> **Stored records**:
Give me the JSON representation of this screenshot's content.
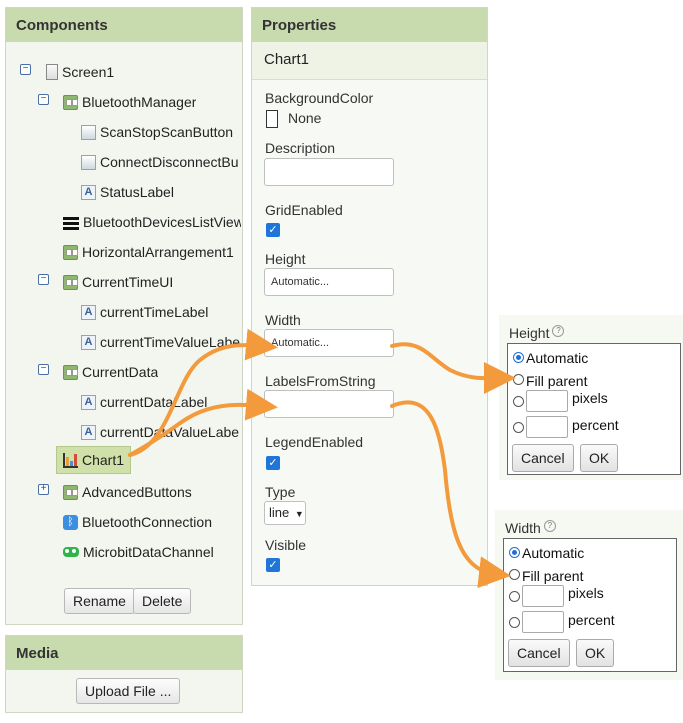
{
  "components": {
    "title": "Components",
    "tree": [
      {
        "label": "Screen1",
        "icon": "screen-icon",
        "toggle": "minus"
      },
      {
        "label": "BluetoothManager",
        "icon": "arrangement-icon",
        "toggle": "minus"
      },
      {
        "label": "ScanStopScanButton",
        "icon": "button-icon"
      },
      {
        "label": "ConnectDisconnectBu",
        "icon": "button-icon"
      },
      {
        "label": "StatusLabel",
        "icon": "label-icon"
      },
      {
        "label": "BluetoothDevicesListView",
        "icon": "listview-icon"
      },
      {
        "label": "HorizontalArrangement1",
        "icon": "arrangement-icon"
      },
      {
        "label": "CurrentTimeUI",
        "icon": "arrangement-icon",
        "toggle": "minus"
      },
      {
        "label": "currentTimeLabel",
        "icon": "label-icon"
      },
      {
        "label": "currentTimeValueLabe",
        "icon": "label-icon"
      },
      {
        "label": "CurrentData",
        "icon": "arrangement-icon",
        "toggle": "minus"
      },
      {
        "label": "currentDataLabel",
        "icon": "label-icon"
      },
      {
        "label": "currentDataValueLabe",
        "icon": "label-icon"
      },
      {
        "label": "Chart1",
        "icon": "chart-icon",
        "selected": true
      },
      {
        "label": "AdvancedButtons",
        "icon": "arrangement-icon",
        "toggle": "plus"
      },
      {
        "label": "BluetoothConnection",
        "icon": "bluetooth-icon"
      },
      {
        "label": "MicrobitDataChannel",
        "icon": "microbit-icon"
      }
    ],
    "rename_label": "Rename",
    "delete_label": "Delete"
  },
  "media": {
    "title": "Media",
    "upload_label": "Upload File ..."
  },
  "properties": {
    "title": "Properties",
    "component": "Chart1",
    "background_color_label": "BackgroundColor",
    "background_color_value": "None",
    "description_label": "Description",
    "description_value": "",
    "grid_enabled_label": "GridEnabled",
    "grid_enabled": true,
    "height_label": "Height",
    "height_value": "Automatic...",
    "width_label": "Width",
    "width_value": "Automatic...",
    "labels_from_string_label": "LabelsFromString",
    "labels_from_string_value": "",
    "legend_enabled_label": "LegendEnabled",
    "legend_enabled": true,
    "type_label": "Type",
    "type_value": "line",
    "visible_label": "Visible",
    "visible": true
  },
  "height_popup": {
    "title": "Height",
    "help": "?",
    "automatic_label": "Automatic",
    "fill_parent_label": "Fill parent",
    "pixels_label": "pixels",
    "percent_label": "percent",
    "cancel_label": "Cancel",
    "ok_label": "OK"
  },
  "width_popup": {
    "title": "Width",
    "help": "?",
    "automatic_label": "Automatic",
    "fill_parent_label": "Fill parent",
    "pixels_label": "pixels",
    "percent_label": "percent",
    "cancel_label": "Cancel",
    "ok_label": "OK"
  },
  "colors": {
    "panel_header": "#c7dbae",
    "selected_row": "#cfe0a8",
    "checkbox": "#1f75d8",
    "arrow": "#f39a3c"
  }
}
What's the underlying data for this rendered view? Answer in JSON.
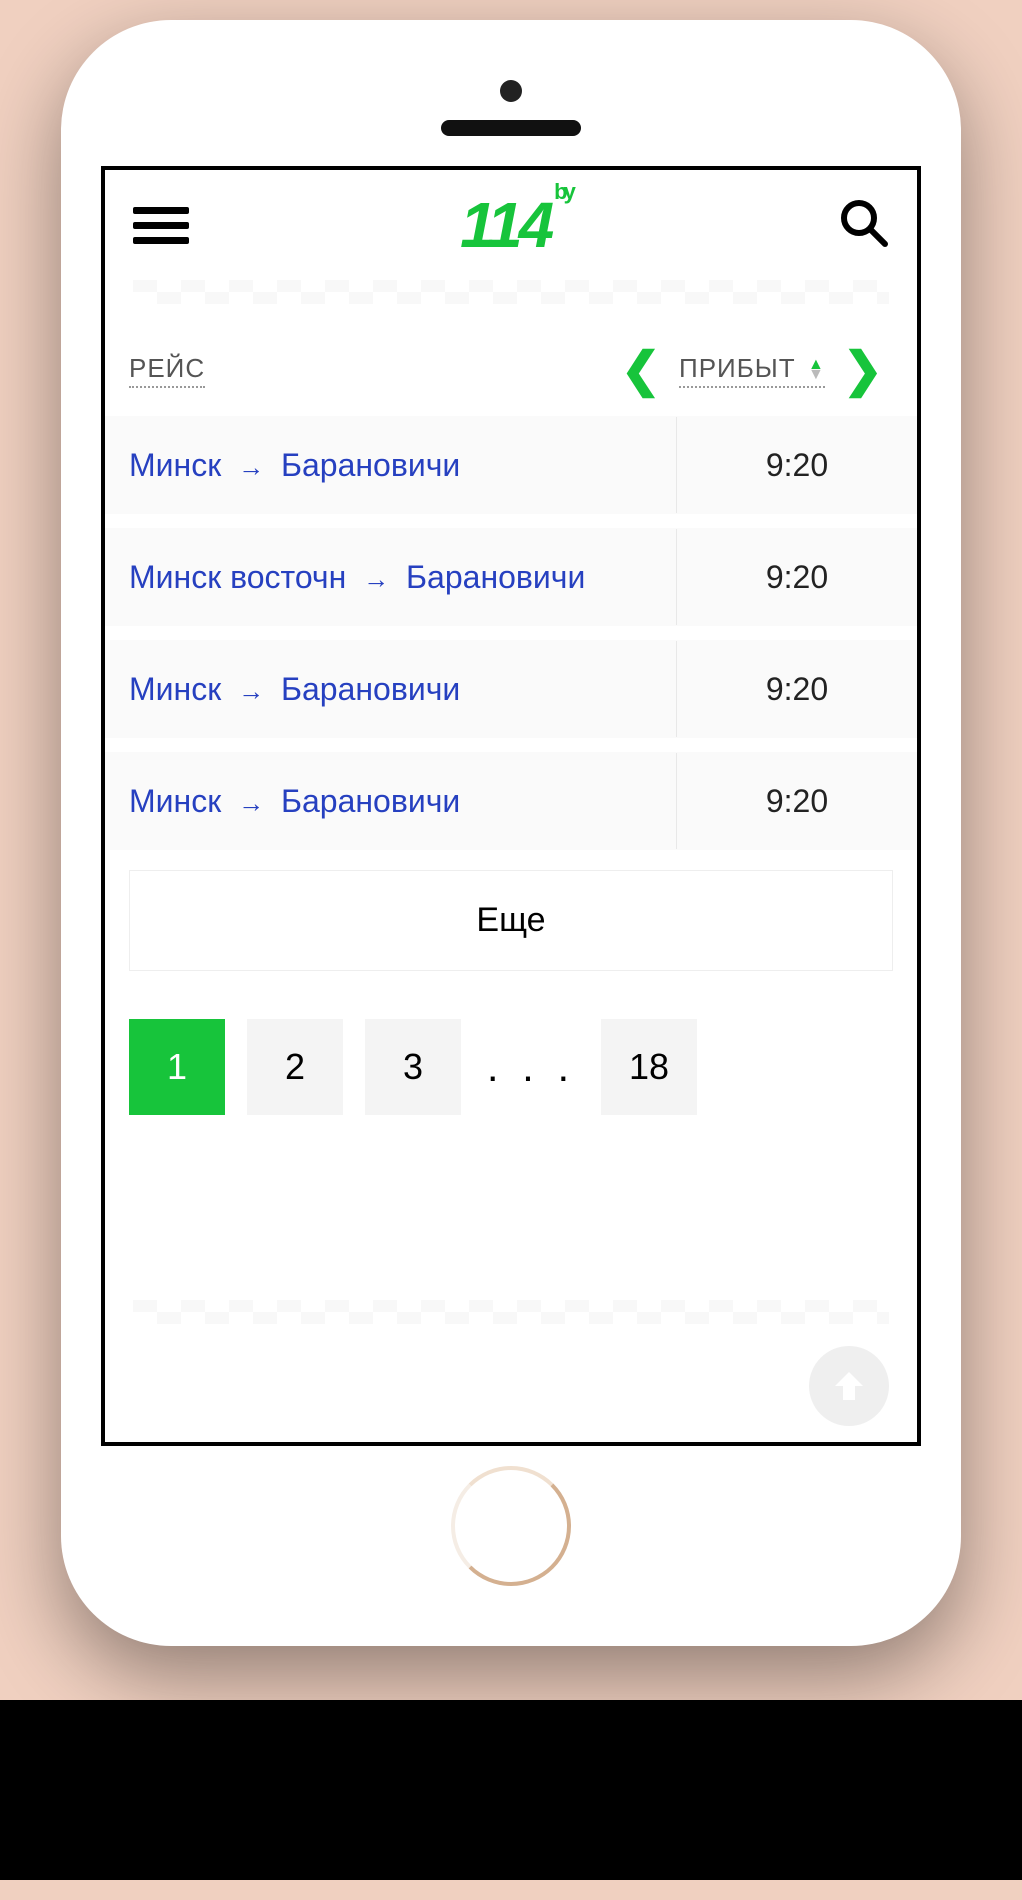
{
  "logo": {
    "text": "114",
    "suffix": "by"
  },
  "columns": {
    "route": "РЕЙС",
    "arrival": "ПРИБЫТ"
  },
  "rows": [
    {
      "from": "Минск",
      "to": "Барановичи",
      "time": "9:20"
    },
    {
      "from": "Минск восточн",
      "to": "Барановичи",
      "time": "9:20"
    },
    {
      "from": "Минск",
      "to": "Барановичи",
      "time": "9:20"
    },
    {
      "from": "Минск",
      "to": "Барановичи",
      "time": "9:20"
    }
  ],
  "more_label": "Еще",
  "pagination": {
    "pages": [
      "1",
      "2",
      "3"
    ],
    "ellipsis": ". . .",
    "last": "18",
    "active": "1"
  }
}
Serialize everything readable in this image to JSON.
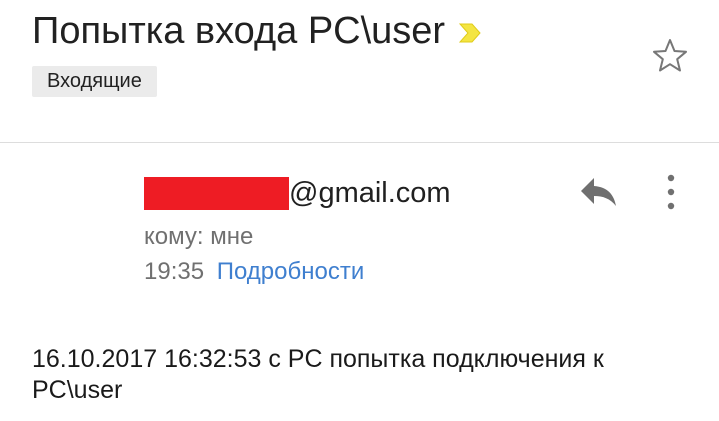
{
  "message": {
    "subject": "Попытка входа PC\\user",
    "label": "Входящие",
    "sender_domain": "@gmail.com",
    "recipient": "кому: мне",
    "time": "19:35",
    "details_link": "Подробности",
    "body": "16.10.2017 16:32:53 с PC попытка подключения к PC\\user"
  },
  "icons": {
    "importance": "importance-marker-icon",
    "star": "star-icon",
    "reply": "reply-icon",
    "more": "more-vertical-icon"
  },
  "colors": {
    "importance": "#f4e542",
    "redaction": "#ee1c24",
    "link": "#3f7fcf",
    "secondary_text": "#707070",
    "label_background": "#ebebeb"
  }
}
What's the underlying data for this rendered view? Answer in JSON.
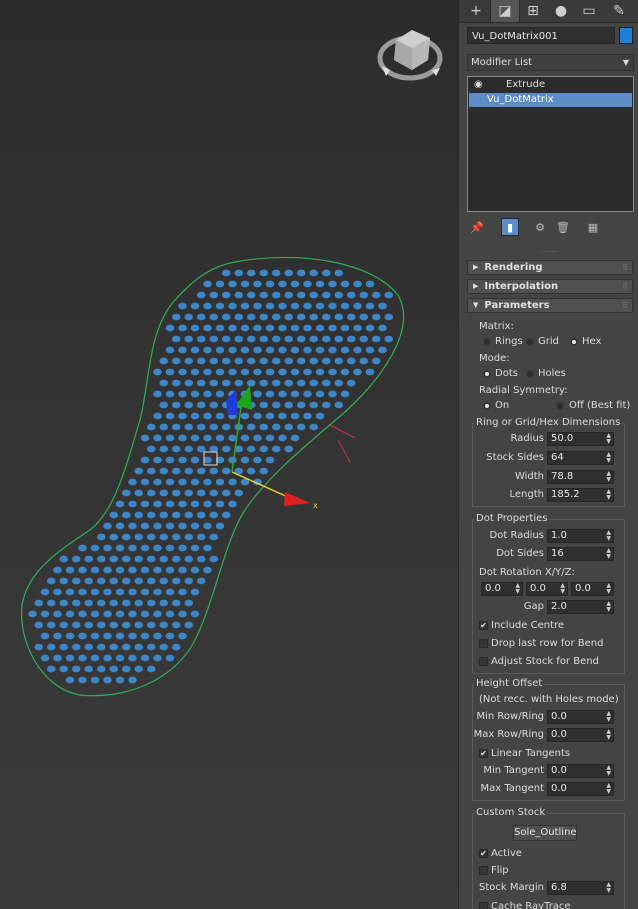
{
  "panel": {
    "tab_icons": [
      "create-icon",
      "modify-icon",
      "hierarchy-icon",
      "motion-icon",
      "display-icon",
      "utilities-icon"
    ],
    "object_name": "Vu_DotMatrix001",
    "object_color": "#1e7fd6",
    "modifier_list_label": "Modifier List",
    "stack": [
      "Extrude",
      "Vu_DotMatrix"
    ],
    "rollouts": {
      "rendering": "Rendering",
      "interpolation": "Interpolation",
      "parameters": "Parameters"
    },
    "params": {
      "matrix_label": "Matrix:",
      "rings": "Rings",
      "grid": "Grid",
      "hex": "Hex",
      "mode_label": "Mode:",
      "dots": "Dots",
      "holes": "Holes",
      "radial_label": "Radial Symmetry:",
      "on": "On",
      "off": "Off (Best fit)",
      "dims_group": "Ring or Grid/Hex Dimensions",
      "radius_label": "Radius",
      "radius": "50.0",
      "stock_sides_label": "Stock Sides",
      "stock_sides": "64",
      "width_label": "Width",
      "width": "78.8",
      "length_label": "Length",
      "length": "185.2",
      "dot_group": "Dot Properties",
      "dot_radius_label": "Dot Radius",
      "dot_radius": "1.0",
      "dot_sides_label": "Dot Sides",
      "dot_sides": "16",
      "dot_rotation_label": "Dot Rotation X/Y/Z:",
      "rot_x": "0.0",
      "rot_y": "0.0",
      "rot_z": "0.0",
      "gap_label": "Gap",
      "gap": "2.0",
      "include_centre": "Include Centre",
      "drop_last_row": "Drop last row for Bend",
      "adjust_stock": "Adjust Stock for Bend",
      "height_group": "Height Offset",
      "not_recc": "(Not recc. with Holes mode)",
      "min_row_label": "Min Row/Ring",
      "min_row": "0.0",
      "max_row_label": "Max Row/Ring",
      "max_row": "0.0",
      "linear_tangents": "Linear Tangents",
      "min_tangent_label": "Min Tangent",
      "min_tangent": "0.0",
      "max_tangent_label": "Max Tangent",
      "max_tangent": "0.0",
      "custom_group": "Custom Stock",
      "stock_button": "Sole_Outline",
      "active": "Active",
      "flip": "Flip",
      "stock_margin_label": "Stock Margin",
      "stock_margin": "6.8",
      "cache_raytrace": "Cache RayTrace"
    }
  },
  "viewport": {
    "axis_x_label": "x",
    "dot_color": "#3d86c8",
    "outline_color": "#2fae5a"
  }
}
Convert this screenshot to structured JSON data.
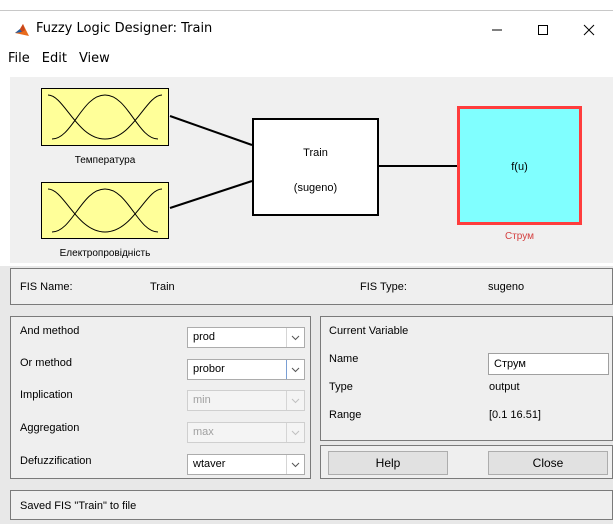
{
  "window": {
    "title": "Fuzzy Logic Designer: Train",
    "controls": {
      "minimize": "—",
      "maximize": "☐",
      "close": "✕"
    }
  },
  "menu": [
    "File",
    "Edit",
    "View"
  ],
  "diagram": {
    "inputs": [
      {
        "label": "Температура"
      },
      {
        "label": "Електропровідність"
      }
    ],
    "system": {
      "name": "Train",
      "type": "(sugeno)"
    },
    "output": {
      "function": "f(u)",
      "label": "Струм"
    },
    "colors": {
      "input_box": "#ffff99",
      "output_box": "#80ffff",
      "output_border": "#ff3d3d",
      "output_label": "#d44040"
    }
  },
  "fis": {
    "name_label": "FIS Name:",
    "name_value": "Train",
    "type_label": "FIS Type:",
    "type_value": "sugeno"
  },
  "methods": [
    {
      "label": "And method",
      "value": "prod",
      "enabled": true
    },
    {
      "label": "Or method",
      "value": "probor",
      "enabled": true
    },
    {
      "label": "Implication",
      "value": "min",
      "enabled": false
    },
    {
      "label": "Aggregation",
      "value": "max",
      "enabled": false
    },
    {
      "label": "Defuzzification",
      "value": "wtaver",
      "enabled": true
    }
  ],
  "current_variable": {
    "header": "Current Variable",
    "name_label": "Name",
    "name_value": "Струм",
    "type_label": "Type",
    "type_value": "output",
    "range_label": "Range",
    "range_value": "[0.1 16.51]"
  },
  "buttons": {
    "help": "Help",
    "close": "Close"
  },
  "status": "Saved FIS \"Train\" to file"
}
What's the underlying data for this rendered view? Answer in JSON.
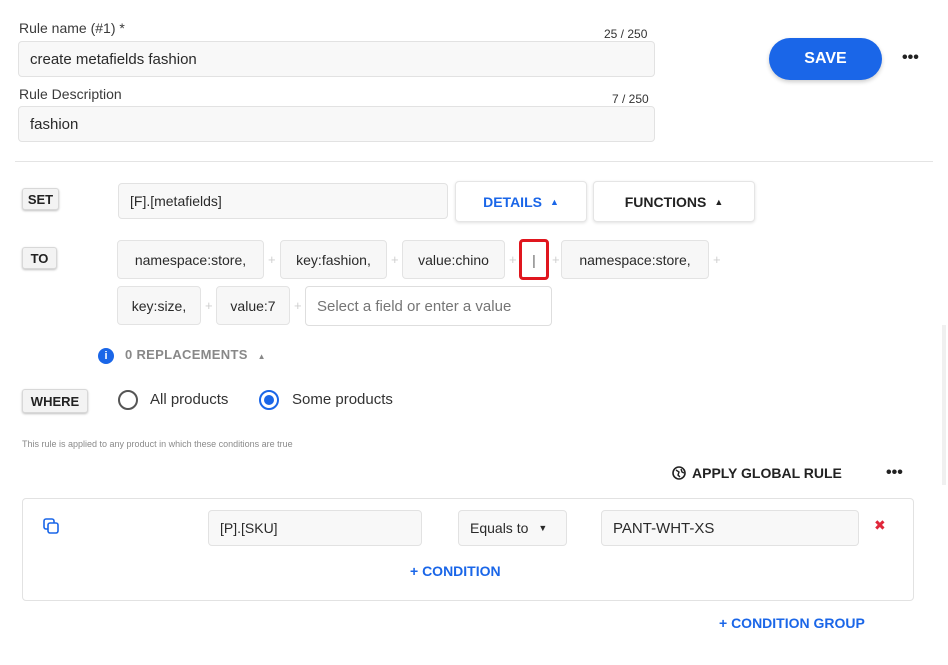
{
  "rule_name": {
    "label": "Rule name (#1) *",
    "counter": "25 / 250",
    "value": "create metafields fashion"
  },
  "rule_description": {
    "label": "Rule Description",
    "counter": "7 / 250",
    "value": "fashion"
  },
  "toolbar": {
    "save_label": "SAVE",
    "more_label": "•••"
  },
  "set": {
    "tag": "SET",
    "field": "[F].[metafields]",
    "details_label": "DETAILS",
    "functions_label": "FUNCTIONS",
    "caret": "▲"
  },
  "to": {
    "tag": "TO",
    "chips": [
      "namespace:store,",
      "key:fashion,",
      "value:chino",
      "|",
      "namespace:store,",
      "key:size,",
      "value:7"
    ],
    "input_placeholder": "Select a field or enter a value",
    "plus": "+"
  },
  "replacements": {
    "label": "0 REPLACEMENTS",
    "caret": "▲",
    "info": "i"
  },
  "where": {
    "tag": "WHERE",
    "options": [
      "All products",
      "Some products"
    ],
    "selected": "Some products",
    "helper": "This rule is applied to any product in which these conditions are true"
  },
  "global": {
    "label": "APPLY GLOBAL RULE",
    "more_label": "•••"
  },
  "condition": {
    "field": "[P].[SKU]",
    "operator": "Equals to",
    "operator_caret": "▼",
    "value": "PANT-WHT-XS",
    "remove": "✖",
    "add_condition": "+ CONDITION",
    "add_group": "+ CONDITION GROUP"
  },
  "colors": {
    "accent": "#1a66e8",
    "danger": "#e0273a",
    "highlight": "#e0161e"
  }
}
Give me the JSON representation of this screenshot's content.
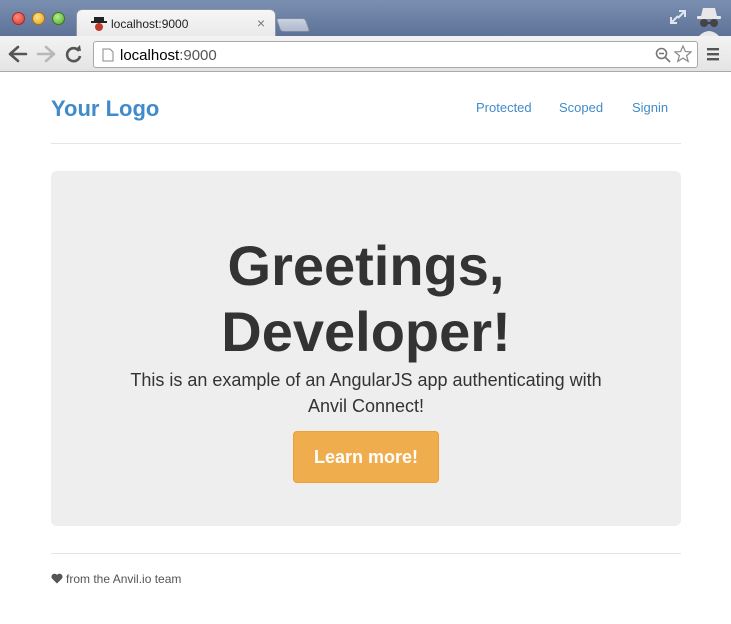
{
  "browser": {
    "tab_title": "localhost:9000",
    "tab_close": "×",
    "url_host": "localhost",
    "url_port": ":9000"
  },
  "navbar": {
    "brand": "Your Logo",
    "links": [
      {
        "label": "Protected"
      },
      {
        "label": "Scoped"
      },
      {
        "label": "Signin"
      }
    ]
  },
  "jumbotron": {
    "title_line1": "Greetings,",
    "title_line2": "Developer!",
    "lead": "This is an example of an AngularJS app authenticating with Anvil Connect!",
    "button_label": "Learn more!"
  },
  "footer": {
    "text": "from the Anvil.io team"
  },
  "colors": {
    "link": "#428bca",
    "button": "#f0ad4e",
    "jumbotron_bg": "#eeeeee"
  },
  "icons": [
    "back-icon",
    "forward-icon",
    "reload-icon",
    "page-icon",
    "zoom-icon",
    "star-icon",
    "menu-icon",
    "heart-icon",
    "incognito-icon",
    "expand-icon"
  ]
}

> **Exercise objective**:
Find every line with the word "importance" and state how many there are, with no other words.

> **Output for this task**:
2